# INSTRUCTIONS FOR THE TASK:
Identify each line below that contains the word "Символика", and copy it out.

# RECORDS TO PROCESS:

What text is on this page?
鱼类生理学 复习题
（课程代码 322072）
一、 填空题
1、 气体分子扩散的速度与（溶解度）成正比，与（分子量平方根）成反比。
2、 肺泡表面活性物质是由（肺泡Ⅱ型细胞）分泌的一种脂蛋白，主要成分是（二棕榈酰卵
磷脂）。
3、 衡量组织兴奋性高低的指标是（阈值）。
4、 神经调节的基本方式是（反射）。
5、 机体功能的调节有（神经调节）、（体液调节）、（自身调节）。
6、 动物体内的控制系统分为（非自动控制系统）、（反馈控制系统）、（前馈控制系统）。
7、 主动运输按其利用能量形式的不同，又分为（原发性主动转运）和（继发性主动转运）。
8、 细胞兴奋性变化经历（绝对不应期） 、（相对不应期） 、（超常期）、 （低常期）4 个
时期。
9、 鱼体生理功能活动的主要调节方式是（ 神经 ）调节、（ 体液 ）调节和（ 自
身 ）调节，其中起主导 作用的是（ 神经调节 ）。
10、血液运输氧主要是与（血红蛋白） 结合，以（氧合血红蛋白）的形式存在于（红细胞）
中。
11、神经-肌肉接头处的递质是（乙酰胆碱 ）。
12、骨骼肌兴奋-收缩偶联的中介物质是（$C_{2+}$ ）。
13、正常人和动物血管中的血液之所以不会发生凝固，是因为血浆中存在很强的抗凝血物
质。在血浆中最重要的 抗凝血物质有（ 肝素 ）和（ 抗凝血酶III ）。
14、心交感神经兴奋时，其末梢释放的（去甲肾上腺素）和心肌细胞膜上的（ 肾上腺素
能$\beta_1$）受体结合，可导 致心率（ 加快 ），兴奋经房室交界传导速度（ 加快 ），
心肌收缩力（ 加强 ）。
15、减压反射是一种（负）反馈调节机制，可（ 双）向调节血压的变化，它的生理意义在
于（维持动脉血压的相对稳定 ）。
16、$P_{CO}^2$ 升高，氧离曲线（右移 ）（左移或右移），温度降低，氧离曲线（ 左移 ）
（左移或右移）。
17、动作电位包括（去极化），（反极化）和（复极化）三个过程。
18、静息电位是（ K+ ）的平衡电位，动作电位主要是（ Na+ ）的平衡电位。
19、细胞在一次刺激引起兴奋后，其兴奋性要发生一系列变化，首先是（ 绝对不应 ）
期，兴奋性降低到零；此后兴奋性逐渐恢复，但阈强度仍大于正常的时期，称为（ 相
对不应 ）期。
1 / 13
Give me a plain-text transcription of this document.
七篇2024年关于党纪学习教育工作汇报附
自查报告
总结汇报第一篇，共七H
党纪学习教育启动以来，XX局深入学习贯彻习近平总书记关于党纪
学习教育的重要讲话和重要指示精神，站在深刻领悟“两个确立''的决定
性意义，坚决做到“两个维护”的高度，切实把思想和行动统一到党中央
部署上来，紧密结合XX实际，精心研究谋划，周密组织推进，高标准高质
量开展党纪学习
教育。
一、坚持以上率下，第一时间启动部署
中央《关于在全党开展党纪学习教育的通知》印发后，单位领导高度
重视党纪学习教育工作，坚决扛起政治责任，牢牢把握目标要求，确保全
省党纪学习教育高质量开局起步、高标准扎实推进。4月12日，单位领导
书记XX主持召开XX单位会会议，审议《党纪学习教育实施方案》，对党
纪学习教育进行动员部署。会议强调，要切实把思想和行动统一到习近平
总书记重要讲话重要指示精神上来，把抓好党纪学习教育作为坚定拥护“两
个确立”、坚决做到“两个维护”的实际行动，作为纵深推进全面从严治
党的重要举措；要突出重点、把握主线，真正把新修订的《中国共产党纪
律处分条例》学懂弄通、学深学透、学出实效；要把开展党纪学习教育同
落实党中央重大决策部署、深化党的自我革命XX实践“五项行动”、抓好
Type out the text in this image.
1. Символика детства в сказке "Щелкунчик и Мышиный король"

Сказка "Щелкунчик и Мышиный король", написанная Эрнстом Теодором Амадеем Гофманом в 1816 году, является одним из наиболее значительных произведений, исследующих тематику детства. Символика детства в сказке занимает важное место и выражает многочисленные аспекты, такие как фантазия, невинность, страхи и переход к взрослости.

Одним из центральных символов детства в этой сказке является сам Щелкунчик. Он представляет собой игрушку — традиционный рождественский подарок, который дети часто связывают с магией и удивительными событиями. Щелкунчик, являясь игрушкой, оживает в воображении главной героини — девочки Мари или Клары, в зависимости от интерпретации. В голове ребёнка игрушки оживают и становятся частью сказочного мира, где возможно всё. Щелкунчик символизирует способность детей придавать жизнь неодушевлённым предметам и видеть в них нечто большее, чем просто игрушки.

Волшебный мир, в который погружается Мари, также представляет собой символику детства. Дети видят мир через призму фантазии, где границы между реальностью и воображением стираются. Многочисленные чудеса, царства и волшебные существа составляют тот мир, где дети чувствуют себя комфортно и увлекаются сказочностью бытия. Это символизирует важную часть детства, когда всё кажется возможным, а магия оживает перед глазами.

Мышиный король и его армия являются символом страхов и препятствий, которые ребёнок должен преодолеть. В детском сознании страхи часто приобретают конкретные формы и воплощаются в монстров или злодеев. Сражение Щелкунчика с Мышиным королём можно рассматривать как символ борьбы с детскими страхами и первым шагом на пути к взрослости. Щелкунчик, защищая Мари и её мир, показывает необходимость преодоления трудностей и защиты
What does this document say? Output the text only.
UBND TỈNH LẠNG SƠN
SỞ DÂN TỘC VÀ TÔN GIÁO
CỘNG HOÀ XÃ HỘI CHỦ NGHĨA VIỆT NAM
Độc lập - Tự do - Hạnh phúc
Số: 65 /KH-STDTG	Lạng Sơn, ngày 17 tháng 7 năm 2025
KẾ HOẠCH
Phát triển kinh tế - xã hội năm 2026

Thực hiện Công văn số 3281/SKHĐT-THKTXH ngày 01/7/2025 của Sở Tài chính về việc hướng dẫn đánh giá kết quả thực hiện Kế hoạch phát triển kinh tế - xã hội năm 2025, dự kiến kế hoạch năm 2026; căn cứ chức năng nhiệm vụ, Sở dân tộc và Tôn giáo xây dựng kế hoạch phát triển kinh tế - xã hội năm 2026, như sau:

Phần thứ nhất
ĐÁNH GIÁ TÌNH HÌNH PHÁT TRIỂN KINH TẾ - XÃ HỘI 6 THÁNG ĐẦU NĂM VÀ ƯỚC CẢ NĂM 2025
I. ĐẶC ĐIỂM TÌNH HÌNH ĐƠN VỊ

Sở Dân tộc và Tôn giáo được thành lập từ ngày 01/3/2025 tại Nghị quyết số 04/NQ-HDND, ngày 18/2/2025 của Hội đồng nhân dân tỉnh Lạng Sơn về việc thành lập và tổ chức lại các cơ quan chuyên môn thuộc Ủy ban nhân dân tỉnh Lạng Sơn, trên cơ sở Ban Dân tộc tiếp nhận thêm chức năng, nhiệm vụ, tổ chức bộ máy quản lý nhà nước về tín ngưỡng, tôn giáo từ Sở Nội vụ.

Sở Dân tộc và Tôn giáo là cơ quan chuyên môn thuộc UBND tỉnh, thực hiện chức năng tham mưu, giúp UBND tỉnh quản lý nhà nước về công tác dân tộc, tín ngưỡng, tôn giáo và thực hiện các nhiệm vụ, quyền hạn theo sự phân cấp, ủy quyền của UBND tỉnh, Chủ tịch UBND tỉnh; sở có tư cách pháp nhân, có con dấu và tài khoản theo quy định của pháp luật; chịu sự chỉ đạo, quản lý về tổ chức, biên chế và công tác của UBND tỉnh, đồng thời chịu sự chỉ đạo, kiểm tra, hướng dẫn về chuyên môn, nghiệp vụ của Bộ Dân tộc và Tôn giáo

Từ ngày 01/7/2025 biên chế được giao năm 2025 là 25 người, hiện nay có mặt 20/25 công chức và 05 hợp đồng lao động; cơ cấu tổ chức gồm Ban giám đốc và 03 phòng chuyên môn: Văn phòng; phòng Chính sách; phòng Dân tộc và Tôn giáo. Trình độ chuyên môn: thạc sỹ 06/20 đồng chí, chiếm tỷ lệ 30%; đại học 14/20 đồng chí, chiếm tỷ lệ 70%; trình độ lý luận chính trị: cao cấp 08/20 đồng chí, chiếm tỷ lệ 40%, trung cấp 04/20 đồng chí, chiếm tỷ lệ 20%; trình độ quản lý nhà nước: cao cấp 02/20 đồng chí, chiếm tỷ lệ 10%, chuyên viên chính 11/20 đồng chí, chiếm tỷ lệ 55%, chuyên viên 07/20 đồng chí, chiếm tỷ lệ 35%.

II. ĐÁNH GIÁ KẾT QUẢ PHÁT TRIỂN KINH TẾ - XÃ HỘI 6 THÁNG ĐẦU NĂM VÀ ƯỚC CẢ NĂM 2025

# ANSWER FOR THE TASK:
1. Символика детства в сказке "Щелкунчик и Мышиный король"
Сказка "Щелкунчик и Мышиный король", написанная Эрнстом Теодором Амадеем Гофманом в 1816 году, является одним из наиболее значительных произведений, исследующих тематику детства. Символика детства в сказке занимает важное место и выражает многочисленные аспекты, такие как фантазия, невинность, страхи и переход к взрослости.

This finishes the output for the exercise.